INPUT DATA:
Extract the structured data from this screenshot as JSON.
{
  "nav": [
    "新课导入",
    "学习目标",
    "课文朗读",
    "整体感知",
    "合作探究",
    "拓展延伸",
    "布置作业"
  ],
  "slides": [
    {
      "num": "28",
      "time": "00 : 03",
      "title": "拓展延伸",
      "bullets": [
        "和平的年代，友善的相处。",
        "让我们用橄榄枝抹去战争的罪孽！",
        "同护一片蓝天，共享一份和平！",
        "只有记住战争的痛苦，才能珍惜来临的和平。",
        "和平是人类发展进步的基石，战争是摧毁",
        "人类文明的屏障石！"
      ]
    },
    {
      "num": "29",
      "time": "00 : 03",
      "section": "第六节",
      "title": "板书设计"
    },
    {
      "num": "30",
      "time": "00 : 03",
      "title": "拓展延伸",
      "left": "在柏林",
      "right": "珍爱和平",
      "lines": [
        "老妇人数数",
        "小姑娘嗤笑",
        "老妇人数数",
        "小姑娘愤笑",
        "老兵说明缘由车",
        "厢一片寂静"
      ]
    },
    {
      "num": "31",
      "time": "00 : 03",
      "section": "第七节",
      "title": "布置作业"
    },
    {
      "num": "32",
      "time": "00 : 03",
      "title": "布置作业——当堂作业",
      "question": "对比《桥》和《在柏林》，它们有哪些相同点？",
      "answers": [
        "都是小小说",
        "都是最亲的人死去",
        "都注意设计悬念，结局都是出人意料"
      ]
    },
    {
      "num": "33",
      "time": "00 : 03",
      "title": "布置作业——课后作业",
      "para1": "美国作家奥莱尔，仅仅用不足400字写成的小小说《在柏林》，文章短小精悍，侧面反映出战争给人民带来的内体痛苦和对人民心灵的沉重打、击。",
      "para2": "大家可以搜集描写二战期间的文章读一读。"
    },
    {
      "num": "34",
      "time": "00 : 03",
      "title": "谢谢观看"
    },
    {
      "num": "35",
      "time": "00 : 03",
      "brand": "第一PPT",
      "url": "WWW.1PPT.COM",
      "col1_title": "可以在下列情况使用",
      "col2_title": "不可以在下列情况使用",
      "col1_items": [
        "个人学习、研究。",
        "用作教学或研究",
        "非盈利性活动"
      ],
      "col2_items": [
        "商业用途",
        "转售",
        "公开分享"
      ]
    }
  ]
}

* * *

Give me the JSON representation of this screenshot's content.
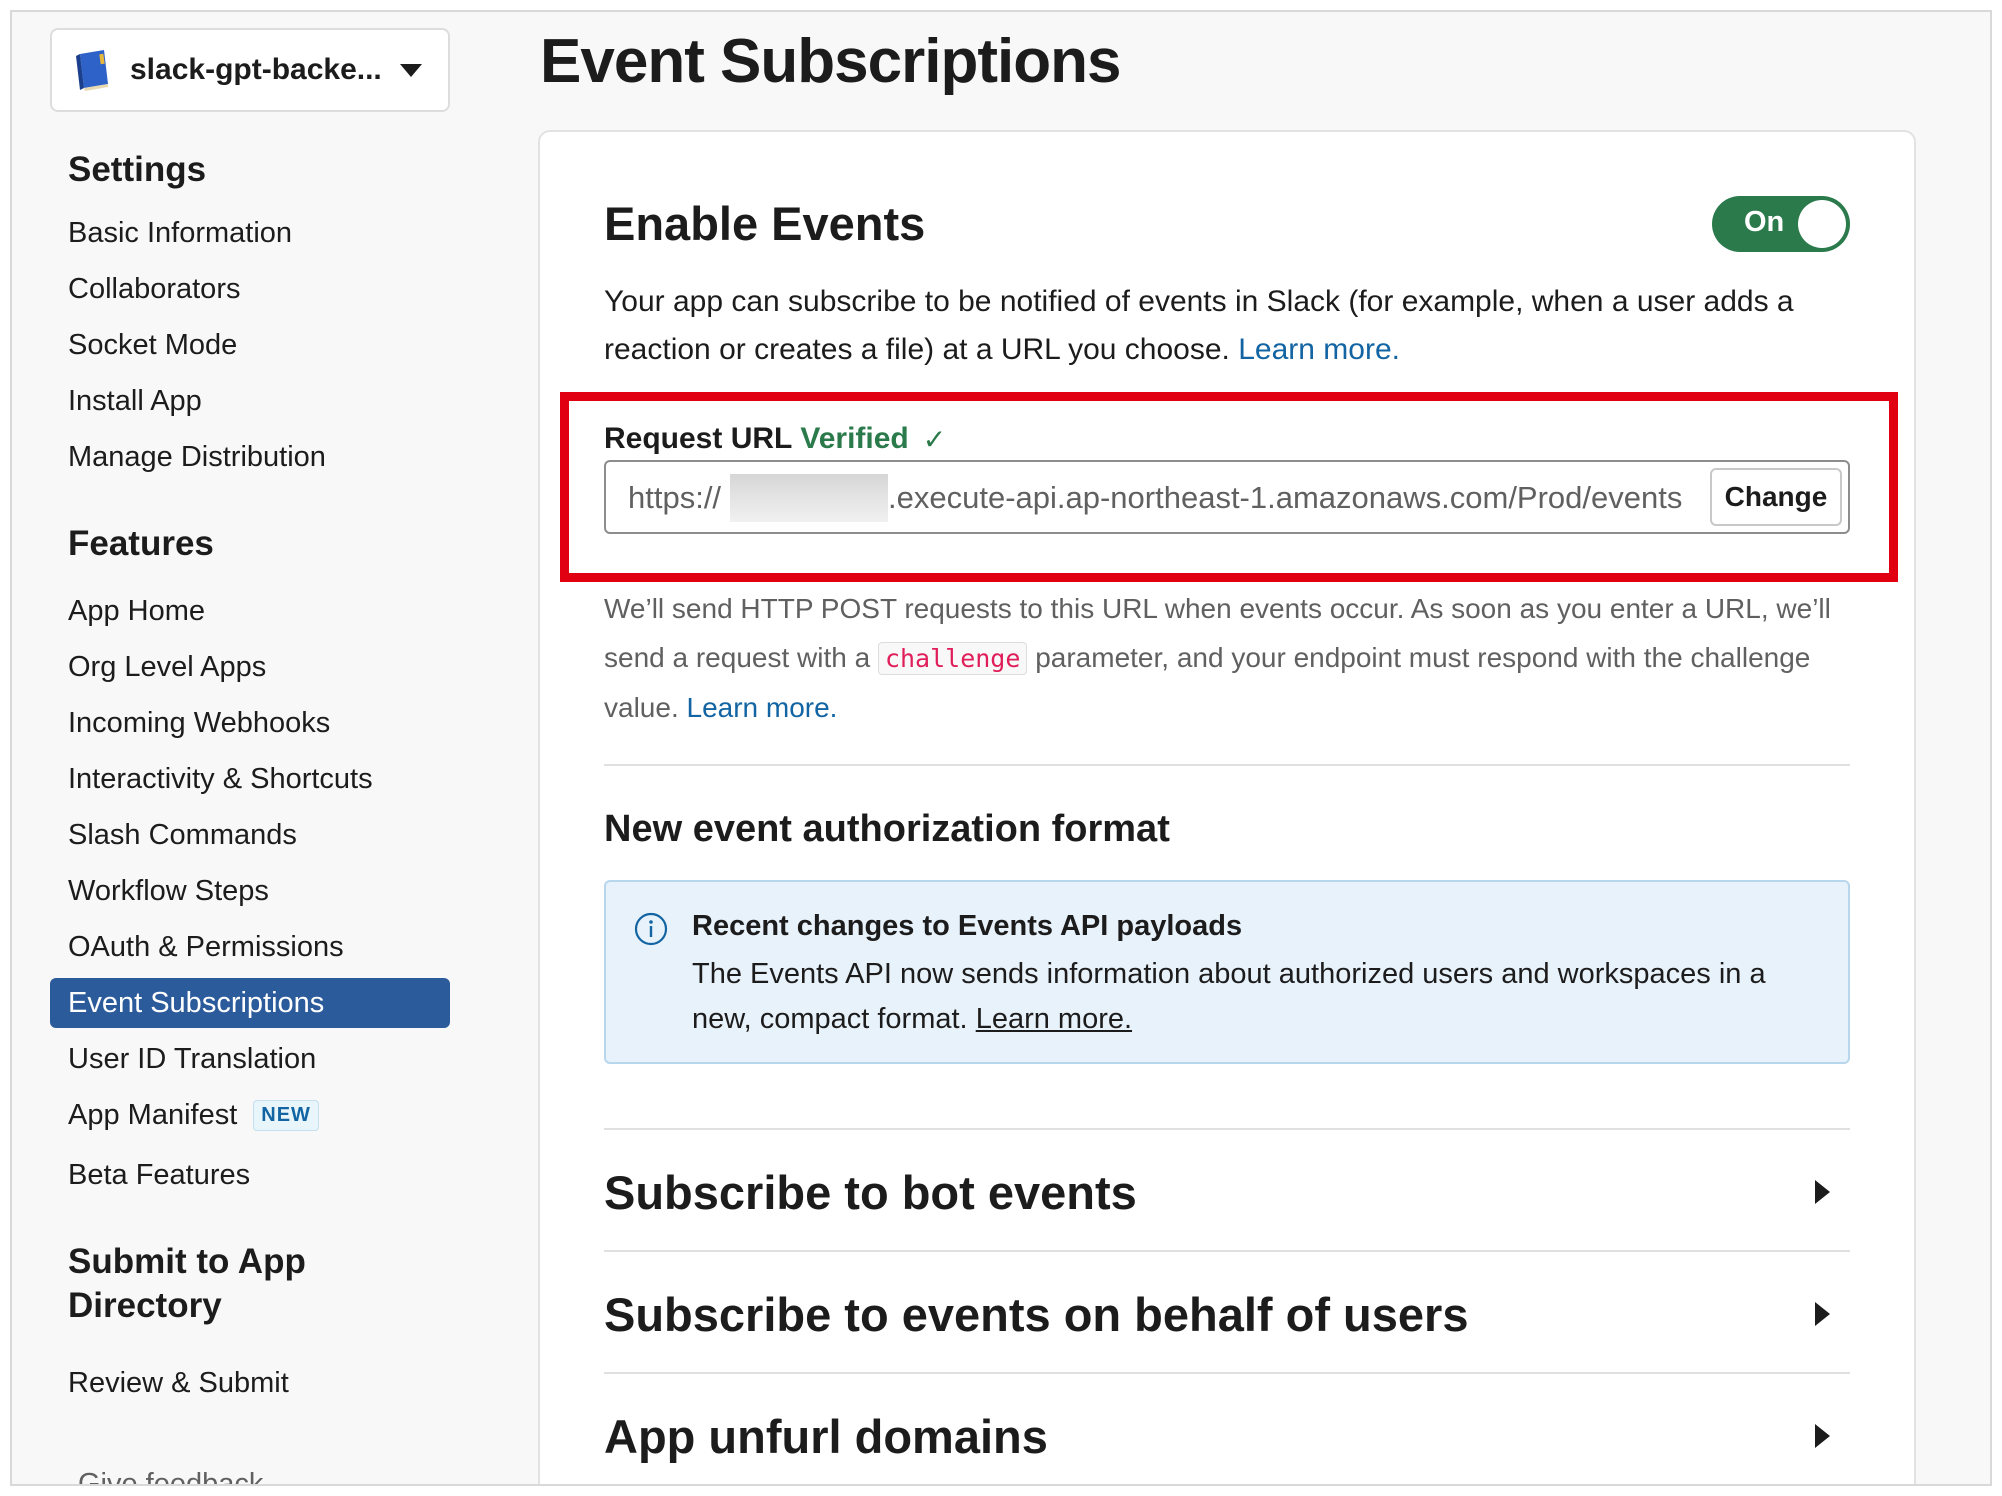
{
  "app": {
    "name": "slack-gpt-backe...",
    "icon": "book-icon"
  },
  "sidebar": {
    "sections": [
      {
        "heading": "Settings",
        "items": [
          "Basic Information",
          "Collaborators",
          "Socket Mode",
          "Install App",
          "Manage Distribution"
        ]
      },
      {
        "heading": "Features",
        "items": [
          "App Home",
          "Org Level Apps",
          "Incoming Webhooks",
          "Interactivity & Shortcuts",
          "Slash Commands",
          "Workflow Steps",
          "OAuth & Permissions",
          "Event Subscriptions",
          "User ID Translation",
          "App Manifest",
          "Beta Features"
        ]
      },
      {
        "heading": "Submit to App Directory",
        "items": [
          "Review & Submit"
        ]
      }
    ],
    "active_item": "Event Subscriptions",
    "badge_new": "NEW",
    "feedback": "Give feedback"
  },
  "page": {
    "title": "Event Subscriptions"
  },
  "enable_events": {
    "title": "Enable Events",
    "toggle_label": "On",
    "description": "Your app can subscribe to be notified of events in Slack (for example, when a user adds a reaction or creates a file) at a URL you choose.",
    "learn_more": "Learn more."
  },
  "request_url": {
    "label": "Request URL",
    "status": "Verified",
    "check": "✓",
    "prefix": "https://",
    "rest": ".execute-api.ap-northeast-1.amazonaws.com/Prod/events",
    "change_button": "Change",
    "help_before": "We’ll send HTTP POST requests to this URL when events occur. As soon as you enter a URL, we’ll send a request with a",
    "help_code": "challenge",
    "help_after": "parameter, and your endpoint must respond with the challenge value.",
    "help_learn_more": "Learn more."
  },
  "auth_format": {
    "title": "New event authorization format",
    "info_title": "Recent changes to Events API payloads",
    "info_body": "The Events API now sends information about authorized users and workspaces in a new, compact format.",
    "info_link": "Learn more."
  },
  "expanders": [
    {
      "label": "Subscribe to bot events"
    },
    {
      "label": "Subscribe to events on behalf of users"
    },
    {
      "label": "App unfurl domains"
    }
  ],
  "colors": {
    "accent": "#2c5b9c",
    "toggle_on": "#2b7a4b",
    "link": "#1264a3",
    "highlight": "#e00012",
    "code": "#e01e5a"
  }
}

CHALLENGE:
Extract all lines of the records above that include "more".

EXERCISE RESULT:
    "learn_more": "Learn more."
    "help_learn_more": "Learn more."
    "info_link": "Learn more."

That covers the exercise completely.